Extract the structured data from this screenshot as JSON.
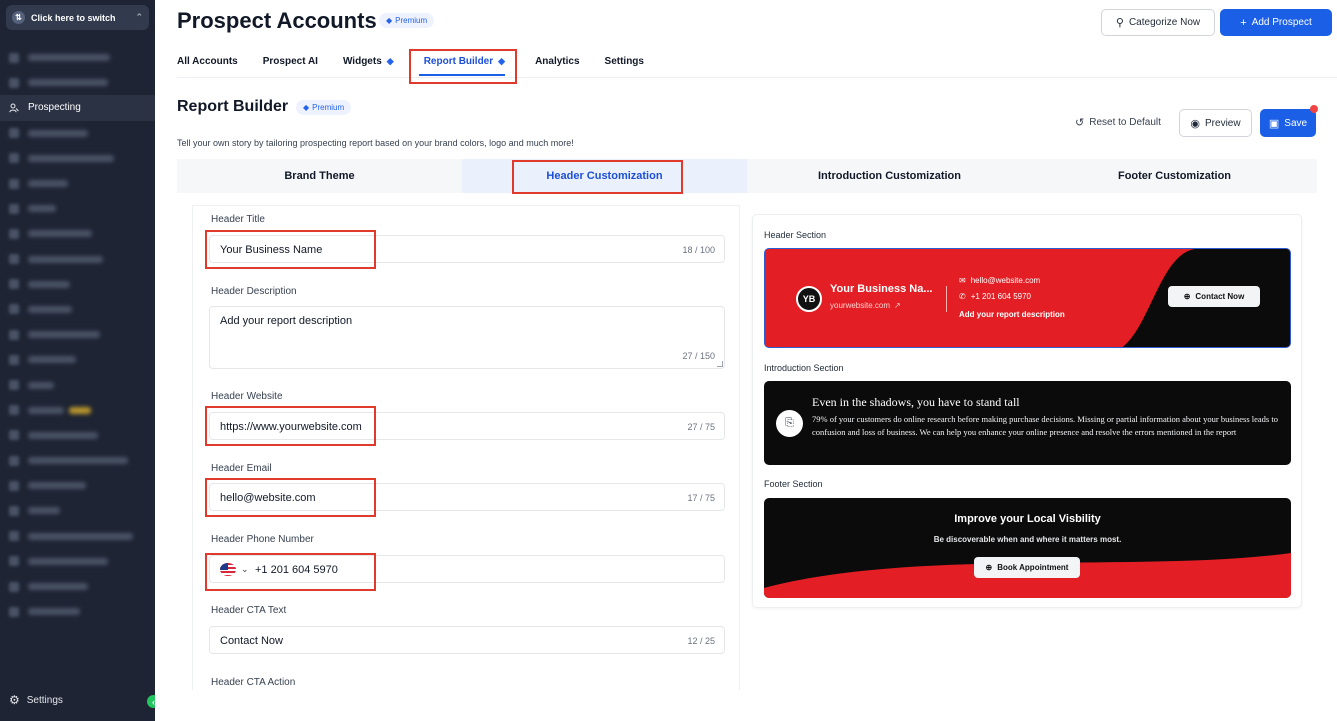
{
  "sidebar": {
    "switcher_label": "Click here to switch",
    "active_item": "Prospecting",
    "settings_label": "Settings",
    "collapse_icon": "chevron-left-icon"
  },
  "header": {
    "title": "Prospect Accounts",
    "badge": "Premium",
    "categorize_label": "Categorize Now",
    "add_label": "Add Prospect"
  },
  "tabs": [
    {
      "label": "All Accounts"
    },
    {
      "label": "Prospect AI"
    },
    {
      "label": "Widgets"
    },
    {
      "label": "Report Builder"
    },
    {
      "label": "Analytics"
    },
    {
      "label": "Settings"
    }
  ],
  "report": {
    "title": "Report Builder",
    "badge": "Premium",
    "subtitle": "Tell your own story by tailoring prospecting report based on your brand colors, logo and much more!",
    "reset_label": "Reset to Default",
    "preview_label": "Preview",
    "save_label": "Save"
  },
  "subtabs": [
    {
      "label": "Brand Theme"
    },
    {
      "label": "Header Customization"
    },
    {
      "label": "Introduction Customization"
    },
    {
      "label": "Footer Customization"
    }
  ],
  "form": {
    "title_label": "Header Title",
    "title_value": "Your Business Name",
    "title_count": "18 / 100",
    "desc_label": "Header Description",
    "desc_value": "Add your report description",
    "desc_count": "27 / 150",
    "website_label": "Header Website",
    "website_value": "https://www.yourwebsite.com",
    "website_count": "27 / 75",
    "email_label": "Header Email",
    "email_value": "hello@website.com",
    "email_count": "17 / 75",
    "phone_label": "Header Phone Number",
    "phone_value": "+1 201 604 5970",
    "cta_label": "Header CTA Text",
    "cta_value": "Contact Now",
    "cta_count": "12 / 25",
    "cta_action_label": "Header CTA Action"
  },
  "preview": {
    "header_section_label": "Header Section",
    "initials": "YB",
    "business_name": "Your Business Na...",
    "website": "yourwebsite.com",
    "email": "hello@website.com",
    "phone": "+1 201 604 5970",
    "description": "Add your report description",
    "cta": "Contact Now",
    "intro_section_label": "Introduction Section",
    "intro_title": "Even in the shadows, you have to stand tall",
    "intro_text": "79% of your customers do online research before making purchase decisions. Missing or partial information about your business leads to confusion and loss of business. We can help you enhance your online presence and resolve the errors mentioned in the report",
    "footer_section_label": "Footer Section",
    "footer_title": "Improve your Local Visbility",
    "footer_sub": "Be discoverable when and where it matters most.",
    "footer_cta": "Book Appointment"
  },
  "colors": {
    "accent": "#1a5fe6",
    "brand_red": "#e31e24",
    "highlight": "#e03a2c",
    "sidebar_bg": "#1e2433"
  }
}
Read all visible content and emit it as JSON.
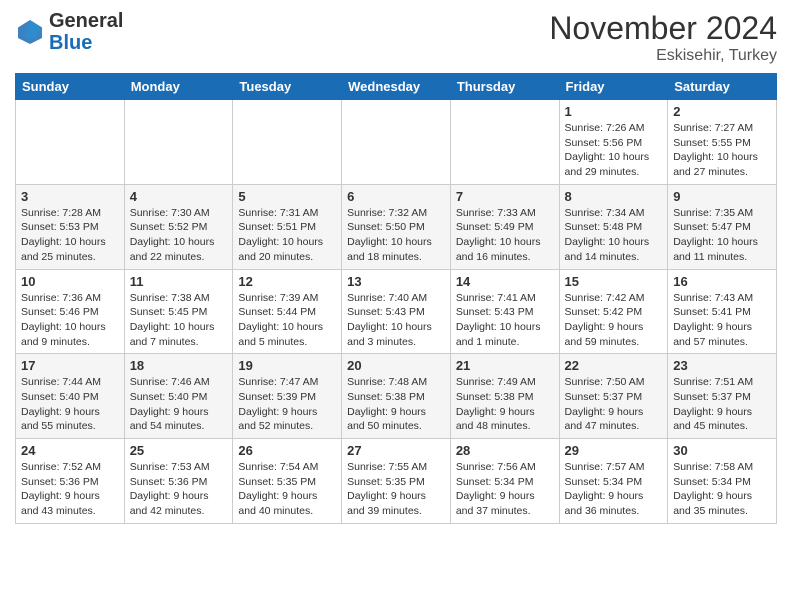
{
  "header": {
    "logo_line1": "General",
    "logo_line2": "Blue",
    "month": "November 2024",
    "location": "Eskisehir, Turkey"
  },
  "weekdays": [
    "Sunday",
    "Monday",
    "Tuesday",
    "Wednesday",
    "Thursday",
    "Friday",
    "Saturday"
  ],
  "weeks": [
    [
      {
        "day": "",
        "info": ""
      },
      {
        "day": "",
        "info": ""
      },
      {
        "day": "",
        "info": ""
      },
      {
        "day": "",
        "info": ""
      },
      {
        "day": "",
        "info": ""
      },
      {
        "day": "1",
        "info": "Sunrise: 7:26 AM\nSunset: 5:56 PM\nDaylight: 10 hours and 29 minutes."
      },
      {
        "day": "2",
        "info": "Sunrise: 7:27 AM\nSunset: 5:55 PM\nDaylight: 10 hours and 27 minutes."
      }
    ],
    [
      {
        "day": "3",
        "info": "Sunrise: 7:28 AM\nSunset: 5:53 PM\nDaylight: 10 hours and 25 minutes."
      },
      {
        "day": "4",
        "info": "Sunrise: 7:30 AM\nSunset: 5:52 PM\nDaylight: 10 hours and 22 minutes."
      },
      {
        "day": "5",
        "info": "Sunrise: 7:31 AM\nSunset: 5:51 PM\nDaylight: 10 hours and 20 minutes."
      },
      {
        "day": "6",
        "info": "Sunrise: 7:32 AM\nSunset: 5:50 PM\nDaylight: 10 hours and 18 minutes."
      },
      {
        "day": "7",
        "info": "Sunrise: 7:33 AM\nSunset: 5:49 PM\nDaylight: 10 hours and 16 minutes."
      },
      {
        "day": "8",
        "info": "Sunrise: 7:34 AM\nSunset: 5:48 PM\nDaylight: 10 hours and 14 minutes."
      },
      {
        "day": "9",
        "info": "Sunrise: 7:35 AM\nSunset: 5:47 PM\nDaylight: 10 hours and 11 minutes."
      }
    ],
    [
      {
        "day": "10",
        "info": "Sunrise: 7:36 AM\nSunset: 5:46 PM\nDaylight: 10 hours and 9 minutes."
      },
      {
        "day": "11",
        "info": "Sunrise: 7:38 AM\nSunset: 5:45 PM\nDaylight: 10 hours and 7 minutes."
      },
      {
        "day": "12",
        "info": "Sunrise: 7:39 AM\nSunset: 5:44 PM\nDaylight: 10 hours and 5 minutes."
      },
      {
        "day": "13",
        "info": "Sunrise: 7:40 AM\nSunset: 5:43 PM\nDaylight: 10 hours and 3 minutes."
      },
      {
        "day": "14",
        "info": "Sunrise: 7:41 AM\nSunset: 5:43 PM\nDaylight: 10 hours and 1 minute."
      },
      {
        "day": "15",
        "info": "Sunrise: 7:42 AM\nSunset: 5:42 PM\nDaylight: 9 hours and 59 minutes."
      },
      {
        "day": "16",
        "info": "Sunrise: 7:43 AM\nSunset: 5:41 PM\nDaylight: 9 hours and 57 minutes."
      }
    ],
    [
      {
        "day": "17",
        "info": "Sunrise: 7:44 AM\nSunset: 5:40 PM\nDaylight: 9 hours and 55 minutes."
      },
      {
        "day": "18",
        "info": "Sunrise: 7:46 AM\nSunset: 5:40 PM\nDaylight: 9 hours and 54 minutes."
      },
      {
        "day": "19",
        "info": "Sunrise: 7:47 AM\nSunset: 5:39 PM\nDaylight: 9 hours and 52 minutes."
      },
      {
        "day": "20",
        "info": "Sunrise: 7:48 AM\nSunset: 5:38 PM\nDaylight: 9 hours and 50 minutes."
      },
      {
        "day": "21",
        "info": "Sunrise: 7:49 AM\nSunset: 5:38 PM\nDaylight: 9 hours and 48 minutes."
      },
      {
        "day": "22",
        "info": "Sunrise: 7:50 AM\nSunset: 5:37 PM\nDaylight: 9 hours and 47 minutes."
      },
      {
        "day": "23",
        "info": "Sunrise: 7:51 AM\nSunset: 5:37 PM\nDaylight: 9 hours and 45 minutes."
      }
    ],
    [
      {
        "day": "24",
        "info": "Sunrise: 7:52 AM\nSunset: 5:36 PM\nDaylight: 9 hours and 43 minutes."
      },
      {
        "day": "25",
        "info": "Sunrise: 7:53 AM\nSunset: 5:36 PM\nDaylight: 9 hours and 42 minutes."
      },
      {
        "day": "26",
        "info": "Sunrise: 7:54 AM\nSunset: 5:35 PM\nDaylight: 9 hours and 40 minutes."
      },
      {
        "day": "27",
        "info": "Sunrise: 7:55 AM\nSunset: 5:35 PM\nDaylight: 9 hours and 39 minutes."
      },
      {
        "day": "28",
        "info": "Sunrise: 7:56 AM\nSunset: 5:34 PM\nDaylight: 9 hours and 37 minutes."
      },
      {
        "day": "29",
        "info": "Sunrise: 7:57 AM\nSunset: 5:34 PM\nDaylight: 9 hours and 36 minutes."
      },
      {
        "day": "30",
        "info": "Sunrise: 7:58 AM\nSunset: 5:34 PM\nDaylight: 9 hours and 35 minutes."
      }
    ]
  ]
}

■ ■ ■

Where a line above holds the string "Builder", show that line.

      "label": "Report Builder"
    "title": "Report Builder",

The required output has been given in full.